TASK REQUIREMENTS:
The records below need retyping in full; give them again exactly.

EXERCISE INPUTS:
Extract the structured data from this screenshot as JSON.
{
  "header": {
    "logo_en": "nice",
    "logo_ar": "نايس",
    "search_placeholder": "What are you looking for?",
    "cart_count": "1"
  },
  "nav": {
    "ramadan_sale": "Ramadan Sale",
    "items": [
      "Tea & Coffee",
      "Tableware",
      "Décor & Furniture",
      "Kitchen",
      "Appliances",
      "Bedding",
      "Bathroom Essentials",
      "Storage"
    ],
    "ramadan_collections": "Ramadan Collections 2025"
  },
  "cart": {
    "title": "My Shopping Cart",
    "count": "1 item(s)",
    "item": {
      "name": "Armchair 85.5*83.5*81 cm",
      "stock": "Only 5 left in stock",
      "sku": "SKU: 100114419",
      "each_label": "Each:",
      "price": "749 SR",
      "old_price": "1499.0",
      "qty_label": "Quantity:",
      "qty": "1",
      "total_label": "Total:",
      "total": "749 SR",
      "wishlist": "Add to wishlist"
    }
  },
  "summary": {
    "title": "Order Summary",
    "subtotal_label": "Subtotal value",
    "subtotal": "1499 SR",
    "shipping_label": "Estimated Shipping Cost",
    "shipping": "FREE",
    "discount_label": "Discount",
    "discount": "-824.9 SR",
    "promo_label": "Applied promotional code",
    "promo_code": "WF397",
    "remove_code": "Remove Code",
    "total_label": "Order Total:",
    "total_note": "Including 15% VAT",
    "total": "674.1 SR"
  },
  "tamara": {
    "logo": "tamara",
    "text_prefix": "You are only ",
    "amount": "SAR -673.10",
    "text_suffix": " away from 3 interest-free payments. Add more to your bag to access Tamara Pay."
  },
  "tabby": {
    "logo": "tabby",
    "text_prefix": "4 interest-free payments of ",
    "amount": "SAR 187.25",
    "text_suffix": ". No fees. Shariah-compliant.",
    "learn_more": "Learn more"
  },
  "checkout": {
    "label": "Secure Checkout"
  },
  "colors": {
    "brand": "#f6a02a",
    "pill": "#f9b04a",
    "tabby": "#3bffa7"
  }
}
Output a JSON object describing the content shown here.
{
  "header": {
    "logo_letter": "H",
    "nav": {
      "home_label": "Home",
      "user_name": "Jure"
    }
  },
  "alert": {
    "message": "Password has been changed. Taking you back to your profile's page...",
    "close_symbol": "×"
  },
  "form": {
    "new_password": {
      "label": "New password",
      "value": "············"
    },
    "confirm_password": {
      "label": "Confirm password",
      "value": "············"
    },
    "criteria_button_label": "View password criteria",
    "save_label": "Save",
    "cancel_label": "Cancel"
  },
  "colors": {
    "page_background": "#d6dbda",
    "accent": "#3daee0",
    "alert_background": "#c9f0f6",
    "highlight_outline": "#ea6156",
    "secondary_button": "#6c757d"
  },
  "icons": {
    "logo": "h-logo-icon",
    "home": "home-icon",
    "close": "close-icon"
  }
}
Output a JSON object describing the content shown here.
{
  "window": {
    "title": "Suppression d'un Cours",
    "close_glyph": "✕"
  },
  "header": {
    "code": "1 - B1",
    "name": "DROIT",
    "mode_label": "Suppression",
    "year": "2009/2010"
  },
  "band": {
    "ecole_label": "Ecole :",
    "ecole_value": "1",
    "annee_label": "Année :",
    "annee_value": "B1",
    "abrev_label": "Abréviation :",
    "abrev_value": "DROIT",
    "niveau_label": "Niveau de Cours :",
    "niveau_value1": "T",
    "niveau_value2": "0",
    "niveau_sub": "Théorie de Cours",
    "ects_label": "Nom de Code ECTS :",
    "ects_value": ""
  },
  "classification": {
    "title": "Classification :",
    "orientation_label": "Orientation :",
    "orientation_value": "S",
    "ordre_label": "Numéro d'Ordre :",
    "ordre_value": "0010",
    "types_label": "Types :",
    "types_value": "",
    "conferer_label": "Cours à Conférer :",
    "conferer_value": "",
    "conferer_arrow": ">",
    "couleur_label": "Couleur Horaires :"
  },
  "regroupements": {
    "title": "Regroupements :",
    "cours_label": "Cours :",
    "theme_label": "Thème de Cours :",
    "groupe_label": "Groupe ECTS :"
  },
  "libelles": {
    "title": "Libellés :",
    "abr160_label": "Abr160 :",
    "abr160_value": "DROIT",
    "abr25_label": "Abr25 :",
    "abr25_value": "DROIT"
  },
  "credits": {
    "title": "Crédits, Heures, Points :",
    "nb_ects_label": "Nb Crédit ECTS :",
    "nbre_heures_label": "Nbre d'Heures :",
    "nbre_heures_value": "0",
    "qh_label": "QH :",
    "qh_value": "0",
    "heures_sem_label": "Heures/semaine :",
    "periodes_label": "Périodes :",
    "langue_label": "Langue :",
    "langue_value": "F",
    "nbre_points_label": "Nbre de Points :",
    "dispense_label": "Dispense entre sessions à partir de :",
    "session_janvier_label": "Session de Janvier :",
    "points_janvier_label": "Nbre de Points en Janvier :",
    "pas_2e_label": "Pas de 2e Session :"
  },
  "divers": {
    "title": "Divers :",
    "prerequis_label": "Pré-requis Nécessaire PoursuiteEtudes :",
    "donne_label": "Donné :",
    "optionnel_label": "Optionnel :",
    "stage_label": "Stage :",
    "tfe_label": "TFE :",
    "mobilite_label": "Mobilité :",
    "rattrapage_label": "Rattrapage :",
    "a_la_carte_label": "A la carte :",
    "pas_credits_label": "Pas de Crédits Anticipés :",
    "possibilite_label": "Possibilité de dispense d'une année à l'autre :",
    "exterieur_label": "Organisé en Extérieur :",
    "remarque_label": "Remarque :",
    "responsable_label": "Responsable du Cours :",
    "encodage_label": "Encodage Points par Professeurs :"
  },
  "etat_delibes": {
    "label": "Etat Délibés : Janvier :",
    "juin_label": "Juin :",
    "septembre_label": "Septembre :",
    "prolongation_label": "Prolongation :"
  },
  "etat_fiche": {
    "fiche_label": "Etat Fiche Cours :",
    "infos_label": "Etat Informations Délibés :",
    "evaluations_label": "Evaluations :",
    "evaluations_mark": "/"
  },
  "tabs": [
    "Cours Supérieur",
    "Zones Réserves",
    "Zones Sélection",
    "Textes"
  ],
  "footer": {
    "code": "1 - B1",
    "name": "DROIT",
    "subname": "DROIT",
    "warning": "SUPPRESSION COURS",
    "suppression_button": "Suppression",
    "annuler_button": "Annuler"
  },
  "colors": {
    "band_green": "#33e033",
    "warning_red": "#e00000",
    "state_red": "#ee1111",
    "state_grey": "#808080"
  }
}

SOLUTION TO THIS TASK:
Extract the structured data from this screenshot as JSON.
{
  "header": {
    "logo_en": "nice",
    "logo_ar": "نايس",
    "search_placeholder": "What are you looking for?",
    "cart_count": "1"
  },
  "nav": {
    "ramadan_sale": "Ramadan Sale",
    "items": [
      "Tea & Coffee",
      "Tableware",
      "Décor & Furniture",
      "Kitchen",
      "Appliances",
      "Bedding",
      "Bathroom Essentials",
      "Storage"
    ],
    "ramadan_collections": "Ramadan Collections 2025"
  },
  "cart": {
    "title": "My Shopping Cart",
    "count": "1 item(s)",
    "item": {
      "name": "Armchair 85.5*83.5*81 cm",
      "stock": "Only 5 left in stock",
      "sku": "SKU: 100114419",
      "each_label": "Each:",
      "price": "749 SR",
      "old_price": "1499.0",
      "qty_label": "Quantity:",
      "qty": "1",
      "total_label": "Total:",
      "total": "749 SR",
      "wishlist": "Add to wishlist"
    }
  },
  "summary": {
    "title": "Order Summary",
    "subtotal_label": "Subtotal value",
    "subtotal": "1499 SR",
    "shipping_label": "Estimated Shipping Cost",
    "shipping": "FREE",
    "discount_label": "Discount",
    "discount": "-824.9 SR",
    "promo_label": "Applied promotional code",
    "promo_code": "WF397",
    "remove_code": "Remove Code",
    "total_label": "Order Total:",
    "total_note": "Including 15% VAT",
    "total": "674.1 SR"
  },
  "tamara": {
    "logo": "tamara",
    "text_prefix": "You are only ",
    "amount": "SAR -673.10",
    "text_suffix": " away from 3 interest-free payments. Add more to your bag to access Tamara Pay."
  },
  "tabby": {
    "logo": "tabby",
    "text_prefix": "4 interest-free payments of ",
    "amount": "SAR 187.25",
    "text_suffix": ". No fees. Shariah-compliant.",
    "learn_more": "Learn more"
  },
  "checkout": {
    "label": "Secure Checkout"
  },
  "colors": {
    "brand": "#f6a02a",
    "pill": "#f9b04a",
    "tabby": "#3bffa7"
  }
}
Output a JSON object describing the content shown here.
{
  "header": {
    "logo_letter": "H",
    "nav": {
      "home_label": "Home",
      "user_name": "Jure"
    }
  },
  "alert": {
    "message": "Password has been changed. Taking you back to your profile's page...",
    "close_symbol": "×"
  },
  "form": {
    "new_password": {
      "label": "New password",
      "value": "············"
    },
    "confirm_password": {
      "label": "Confirm password",
      "value": "············"
    },
    "criteria_button_label": "View password criteria",
    "save_label": "Save",
    "cancel_label": "Cancel"
  },
  "colors": {
    "page_background": "#d6dbda",
    "accent": "#3daee0",
    "alert_background": "#c9f0f6",
    "highlight_outline": "#ea6156",
    "secondary_button": "#6c757d"
  },
  "icons": {
    "logo": "h-logo-icon",
    "home": "home-icon",
    "close": "close-icon"
  }
}
Output a JSON object describing the content shown here.
{
  "window": {
    "title": "Suppression d'un Cours",
    "close_glyph": "✕"
  },
  "header": {
    "code": "1 - B1",
    "name": "DROIT",
    "mode_label": "Suppression",
    "year": "2009/2010"
  },
  "band": {
    "ecole_label": "Ecole :",
    "ecole_value": "1",
    "annee_label": "Année :",
    "annee_value": "B1",
    "abrev_label": "Abréviation :",
    "abrev_value": "DROIT",
    "niveau_label": "Niveau de Cours :",
    "niveau_value1": "T",
    "niveau_value2": "0",
    "niveau_sub": "Théorie de Cours",
    "ects_label": "Nom de Code ECTS :",
    "ects_value": ""
  },
  "classification": {
    "title": "Classification :",
    "orientation_label": "Orientation :",
    "orientation_value": "S",
    "ordre_label": "Numéro d'Ordre :",
    "ordre_value": "0010",
    "types_label": "Types :",
    "types_value": "",
    "conferer_label": "Cours à Conférer :",
    "conferer_value": "",
    "conferer_arrow": ">",
    "couleur_label": "Couleur Horaires :"
  },
  "regroupements": {
    "title": "Regroupements :",
    "cours_label": "Cours :",
    "theme_label": "Thème de Cours :",
    "groupe_label": "Groupe ECTS :"
  },
  "libelles": {
    "title": "Libellés :",
    "abr160_label": "Abr160 :",
    "abr160_value": "DROIT",
    "abr25_label": "Abr25 :",
    "abr25_value": "DROIT"
  },
  "credits": {
    "title": "Crédits, Heures, Points :",
    "nb_ects_label": "Nb Crédit ECTS :",
    "nbre_heures_label": "Nbre d'Heures :",
    "nbre_heures_value": "0",
    "qh_label": "QH :",
    "qh_value": "0",
    "heures_sem_label": "Heures/semaine :",
    "periodes_label": "Périodes :",
    "langue_label": "Langue :",
    "langue_value": "F",
    "nbre_points_label": "Nbre de Points :",
    "dispense_label": "Dispense entre sessions à partir de :",
    "session_janvier_label": "Session de Janvier :",
    "points_janvier_label": "Nbre de Points en Janvier :",
    "pas_2e_label": "Pas de 2e Session :"
  },
  "divers": {
    "title": "Divers :",
    "prerequis_label": "Pré-requis Nécessaire PoursuiteEtudes :",
    "donne_label": "Donné :",
    "optionnel_label": "Optionnel :",
    "stage_label": "Stage :",
    "tfe_label": "TFE :",
    "mobilite_label": "Mobilité :",
    "rattrapage_label": "Rattrapage :",
    "a_la_carte_label": "A la carte :",
    "pas_credits_label": "Pas de Crédits Anticipés :",
    "possibilite_label": "Possibilité de dispense d'une année à l'autre :",
    "exterieur_label": "Organisé en Extérieur :",
    "remarque_label": "Remarque :",
    "responsable_label": "Responsable du Cours :",
    "encodage_label": "Encodage Points par Professeurs :"
  },
  "etat_delibes": {
    "label": "Etat Délibés : Janvier :",
    "juin_label": "Juin :",
    "septembre_label": "Septembre :",
    "prolongation_label": "Prolongation :"
  },
  "etat_fiche": {
    "fiche_label": "Etat Fiche Cours :",
    "infos_label": "Etat Informations Délibés :",
    "evaluations_label": "Evaluations :",
    "evaluations_mark": "/"
  },
  "tabs": [
    "Cours Supérieur",
    "Zones Réserves",
    "Zones Sélection",
    "Textes"
  ],
  "footer": {
    "code": "1 - B1",
    "name": "DROIT",
    "subname": "DROIT",
    "warning": "SUPPRESSION COURS",
    "suppression_button": "Suppression",
    "annuler_button": "Annuler"
  },
  "colors": {
    "band_green": "#33e033",
    "warning_red": "#e00000",
    "state_red": "#ee1111",
    "state_grey": "#808080"
  }
}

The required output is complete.